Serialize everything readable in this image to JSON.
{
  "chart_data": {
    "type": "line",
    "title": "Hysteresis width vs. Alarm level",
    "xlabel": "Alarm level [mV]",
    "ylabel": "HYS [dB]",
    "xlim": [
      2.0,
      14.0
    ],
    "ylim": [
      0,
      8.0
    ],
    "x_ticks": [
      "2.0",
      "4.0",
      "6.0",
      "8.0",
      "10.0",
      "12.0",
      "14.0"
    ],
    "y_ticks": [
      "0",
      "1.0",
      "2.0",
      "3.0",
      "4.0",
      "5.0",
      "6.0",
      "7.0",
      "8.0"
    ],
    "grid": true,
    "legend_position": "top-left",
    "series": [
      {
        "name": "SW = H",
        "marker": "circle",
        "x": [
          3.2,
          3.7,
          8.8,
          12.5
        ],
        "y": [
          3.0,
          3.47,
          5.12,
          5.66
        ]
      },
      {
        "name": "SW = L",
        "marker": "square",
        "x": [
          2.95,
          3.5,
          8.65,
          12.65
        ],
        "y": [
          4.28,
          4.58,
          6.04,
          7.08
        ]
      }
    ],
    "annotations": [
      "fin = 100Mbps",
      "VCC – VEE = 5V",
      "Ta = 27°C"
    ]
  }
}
==
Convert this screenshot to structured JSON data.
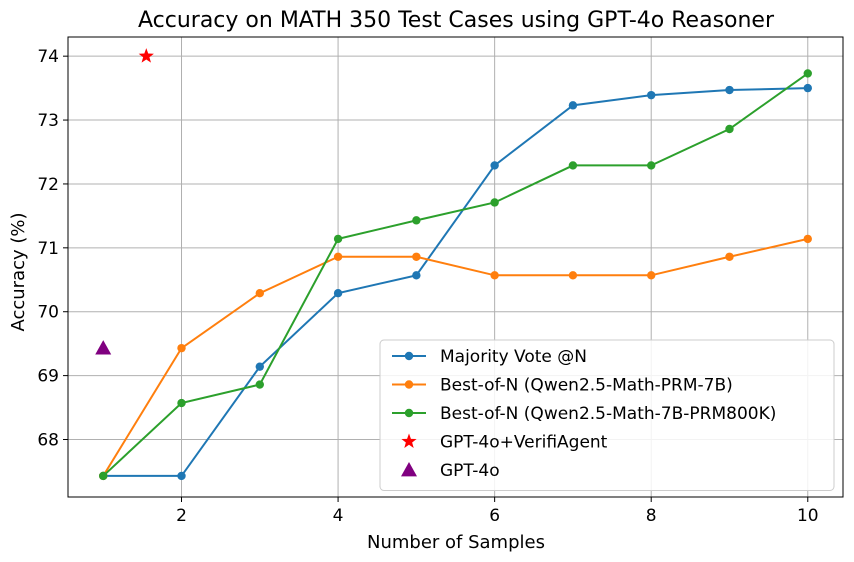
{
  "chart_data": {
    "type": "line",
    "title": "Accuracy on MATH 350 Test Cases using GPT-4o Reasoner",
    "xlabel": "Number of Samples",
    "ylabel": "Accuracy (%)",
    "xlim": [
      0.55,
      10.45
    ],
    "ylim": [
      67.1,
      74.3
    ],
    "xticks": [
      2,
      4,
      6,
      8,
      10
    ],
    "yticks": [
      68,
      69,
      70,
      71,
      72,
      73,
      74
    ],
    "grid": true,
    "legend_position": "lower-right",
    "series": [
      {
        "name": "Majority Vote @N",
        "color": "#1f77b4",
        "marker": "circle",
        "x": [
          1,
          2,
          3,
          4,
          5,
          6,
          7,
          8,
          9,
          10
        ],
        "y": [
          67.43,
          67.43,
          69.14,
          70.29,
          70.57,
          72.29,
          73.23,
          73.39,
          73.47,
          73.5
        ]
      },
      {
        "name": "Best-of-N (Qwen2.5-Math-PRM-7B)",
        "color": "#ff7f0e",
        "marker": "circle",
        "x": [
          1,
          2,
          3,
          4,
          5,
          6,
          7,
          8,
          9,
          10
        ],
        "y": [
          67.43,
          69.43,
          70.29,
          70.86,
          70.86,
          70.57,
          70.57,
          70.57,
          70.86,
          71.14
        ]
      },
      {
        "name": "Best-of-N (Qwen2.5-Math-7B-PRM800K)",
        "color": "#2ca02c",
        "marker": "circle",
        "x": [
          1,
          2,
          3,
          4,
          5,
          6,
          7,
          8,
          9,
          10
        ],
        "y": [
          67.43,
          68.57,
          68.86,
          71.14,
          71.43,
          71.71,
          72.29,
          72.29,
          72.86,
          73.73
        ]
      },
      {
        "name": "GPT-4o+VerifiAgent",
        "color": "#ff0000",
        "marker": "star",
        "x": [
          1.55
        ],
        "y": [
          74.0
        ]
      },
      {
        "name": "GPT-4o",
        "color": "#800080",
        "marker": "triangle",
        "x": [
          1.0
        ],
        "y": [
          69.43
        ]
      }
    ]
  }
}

__Your instructions__:
Pull out all lines containing "Alarm".

__Finished exercise__:
    "title": "Hysteresis width vs. Alarm level",
    "xlabel": "Alarm level [mV]",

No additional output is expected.